▶ WHAT IS BEING ASKED
Count how many lines contain the word "ARKADAŞ". Respond with the number alone.

Chart and figure data:
::::::::
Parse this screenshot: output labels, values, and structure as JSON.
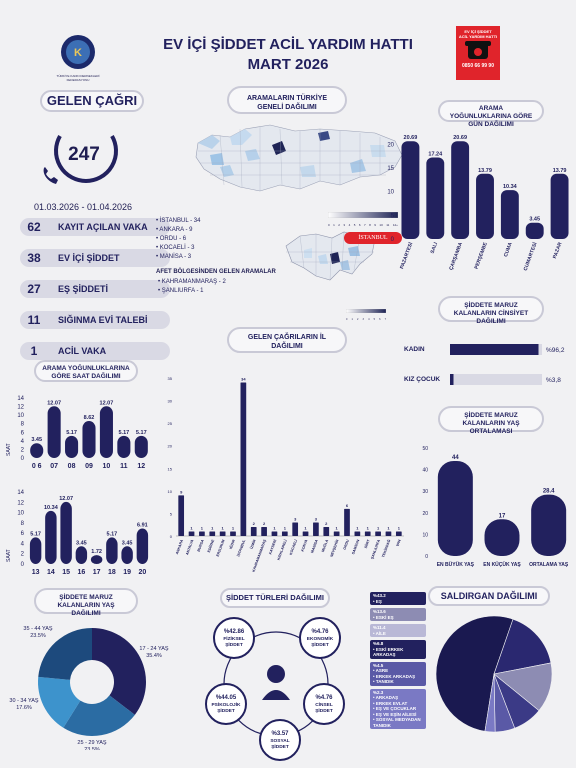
{
  "header": {
    "title_line1": "EV İÇİ ŞİDDET ACİL YARDIM HATTI",
    "title_line2": "MART 2026",
    "logo_left_caption": "TÜRKİYE KADIN DERNEKLERİ FEDERASYONU",
    "logo_right_text1": "EV İÇİ ŞİDDET",
    "logo_right_text2": "ACİL YARDIM HATTI",
    "logo_right_phone": "0850 66 99 90"
  },
  "calls": {
    "title": "GELEN ÇAĞRI",
    "total": "247",
    "date_range": "01.03.2026 - 01.04.2026",
    "stats": [
      {
        "value": "62",
        "label": "KAYIT AÇILAN VAKA"
      },
      {
        "value": "38",
        "label": "EV İÇİ ŞİDDET"
      },
      {
        "value": "27",
        "label": "EŞ ŞİDDETİ"
      },
      {
        "value": "11",
        "label": "SIĞINMA EVİ TALEBİ"
      },
      {
        "value": "1",
        "label": "ACİL VAKA"
      }
    ]
  },
  "map": {
    "title": "ARAMALARIN TÜRKİYE GENELİ DAĞILIMI",
    "legend_ticks": [
      "0",
      "1",
      "2",
      "3",
      "4",
      "5",
      "6",
      "7",
      "8",
      "9",
      "10",
      "11",
      "12+"
    ],
    "istanbul_label": "İSTANBUL",
    "istanbul_legend_ticks": [
      "0",
      "1",
      "2",
      "3",
      "4",
      "5",
      "6",
      "7"
    ],
    "cities": [
      "İSTANBUL - 34",
      "ANKARA - 9",
      "ORDU - 6",
      "KOCAELİ - 3",
      "MANİSA - 3"
    ],
    "afet_title": "AFET BÖLGESİNDEN GELEN ARAMALAR",
    "afet_cities": [
      "KAHRAMANMARAŞ - 2",
      "ŞANLIURFA - 1"
    ]
  },
  "colors": {
    "navy": "#22215e",
    "light": "#d9d9e4",
    "accent_red": "#e0242b"
  },
  "chart_data": [
    {
      "id": "weekday",
      "type": "bar",
      "title": "ARAMA YOĞUNLUKLARINA GÖRE GÜN DAĞILIMI",
      "categories": [
        "PAZARTESİ",
        "SALI",
        "ÇARŞAMBA",
        "PERŞEMBE",
        "CUMA",
        "CUMARTESİ",
        "PAZAR"
      ],
      "values": [
        20.69,
        17.24,
        20.69,
        13.79,
        10.34,
        3.45,
        13.79
      ],
      "value_labels": [
        "20.69",
        "17.24",
        "20.69",
        "13.79",
        "10.34",
        "3.45",
        "13.79"
      ],
      "yticks": [
        "0",
        "5",
        "10",
        "15",
        "20"
      ],
      "ylim": [
        0,
        22
      ]
    },
    {
      "id": "hours1",
      "type": "bar",
      "title": "ARAMA YOĞUNLUKLARINA GÖRE SAAT DAĞILIMI",
      "categories": [
        "0 6",
        "07",
        "08",
        "09",
        "10",
        "11",
        "12"
      ],
      "values": [
        3.45,
        12.07,
        5.17,
        8.62,
        12.07,
        5.17,
        5.17
      ],
      "value_labels": [
        "3.45",
        "12.07",
        "5.17",
        "8.62",
        "12.07",
        "5.17",
        "5.17"
      ],
      "yticks": [
        "0",
        "2",
        "4",
        "6",
        "8",
        "10",
        "12",
        "14"
      ],
      "ylim": [
        0,
        14
      ],
      "ylabel": "SAAT"
    },
    {
      "id": "hours2",
      "type": "bar",
      "categories": [
        "13",
        "14",
        "15",
        "16",
        "17",
        "18",
        "19",
        "20"
      ],
      "values": [
        5.17,
        10.34,
        12.07,
        3.45,
        1.72,
        5.17,
        3.45,
        6.91
      ],
      "value_labels": [
        "5.17",
        "10.34",
        "12.07",
        "3.45",
        "1.72",
        "5.17",
        "3.45",
        "6.91"
      ],
      "yticks": [
        "0",
        "2",
        "4",
        "6",
        "8",
        "10",
        "12",
        "14"
      ],
      "ylim": [
        0,
        14
      ],
      "ylabel": "SAAT"
    },
    {
      "id": "provinces",
      "type": "bar",
      "title": "GELEN ÇAĞRILARIN İL DAĞILIMI",
      "categories": [
        "ANKARA",
        "ANTALYA",
        "BURSA",
        "EDİRNE",
        "ERZURUM",
        "IĞDIR",
        "İSTANBUL",
        "İZMİR",
        "KAHRAMANMARAŞ",
        "KAYSERİ",
        "KIRKLARELİ",
        "KOCAELİ",
        "KONYA",
        "MANİSA",
        "MUĞLA",
        "NEVŞEHİR",
        "ORDU",
        "SAMSUN",
        "SİİRT",
        "ŞANLIURFA",
        "TEKİRDAĞ",
        "VAN"
      ],
      "values": [
        9,
        1,
        1,
        1,
        1,
        1,
        34,
        2,
        2,
        1,
        1,
        3,
        1,
        3,
        2,
        1,
        6,
        1,
        1,
        1,
        1,
        1
      ],
      "yticks": [
        "0",
        "5",
        "10",
        "15",
        "20",
        "25",
        "30",
        "35"
      ],
      "ylim": [
        0,
        35
      ]
    },
    {
      "id": "gender",
      "type": "bar",
      "title": "ŞİDDETE MARUZ KALANLARIN CİNSİYET DAĞILIMI",
      "categories": [
        "KADIN",
        "KIZ ÇOCUK"
      ],
      "values": [
        96.2,
        3.8
      ],
      "value_labels": [
        "%96,2",
        "%3,8"
      ]
    },
    {
      "id": "age_avg",
      "type": "bar",
      "title": "ŞİDDETE MARUZ KALANLARIN YAŞ ORTALAMASI",
      "categories": [
        "EN BÜYÜK YAŞ",
        "EN KÜÇÜK YAŞ",
        "ORTALAMA YAŞ"
      ],
      "values": [
        44,
        17,
        28.4
      ],
      "value_labels": [
        "44",
        "17",
        "28.4"
      ],
      "yticks": [
        "0",
        "10",
        "20",
        "30",
        "40",
        "50"
      ],
      "ylim": [
        0,
        50
      ]
    },
    {
      "id": "age_dist",
      "type": "pie",
      "title": "ŞİDDETE MARUZ KALANLARIN YAŞ DAĞILIMI",
      "categories": [
        "17 - 24 YAŞ",
        "25 - 29 YAŞ",
        "30 - 34 YAŞ",
        "35 - 44 YAŞ"
      ],
      "values": [
        35.4,
        23.5,
        17.6,
        23.5
      ],
      "value_labels": [
        "35.4%",
        "23.5%",
        "17.6%",
        "23.5%"
      ],
      "colors": [
        "#22215e",
        "#2b6ca3",
        "#3d93cc",
        "#1d4a7d"
      ]
    },
    {
      "id": "violence_types",
      "type": "pie",
      "title": "ŞİDDET TÜRLERİ DAĞILIMI",
      "categories": [
        "FİZİKSEL ŞİDDET",
        "EKONOMİK ŞİDDET",
        "CİNSEL ŞİDDET",
        "SOSYAL ŞİDDET",
        "PSİKOLOJİK ŞİDDET"
      ],
      "values": [
        42.86,
        4.76,
        4.76,
        3.57,
        44.05
      ],
      "value_labels": [
        "%42.86",
        "%4.76",
        "%4.76",
        "%3.57",
        "%44.05"
      ]
    },
    {
      "id": "perpetrator",
      "type": "pie",
      "title": "SALDIRGAN DAĞILIMI",
      "categories": [
        "EŞ",
        "ESKİ EŞ",
        "AİLE",
        "ESKİ ERKEK ARKADAŞ",
        "ASRE, ERKEK ARKADAŞ, TANIDIK",
        "ARKADAŞ, ERKEK EVLAT, EŞ VE ÇOCUKLAR, EŞ VE EŞİN AİLESİ, SOSYAL MEDYADAN TANIDIK"
      ],
      "values": [
        43.2,
        13.6,
        11.4,
        6.8,
        4.5,
        2.3
      ],
      "value_labels": [
        "%43.2",
        "%13.6",
        "%11.4",
        "%6.8",
        "%4.5",
        "%2.3"
      ],
      "colors": [
        "#1a1950",
        "#2a2870",
        "#8d8cb3",
        "#3b3a86",
        "#5a59a6",
        "#7a79c4"
      ]
    }
  ]
}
::::::::
▶ EXERCISE ANSWER
3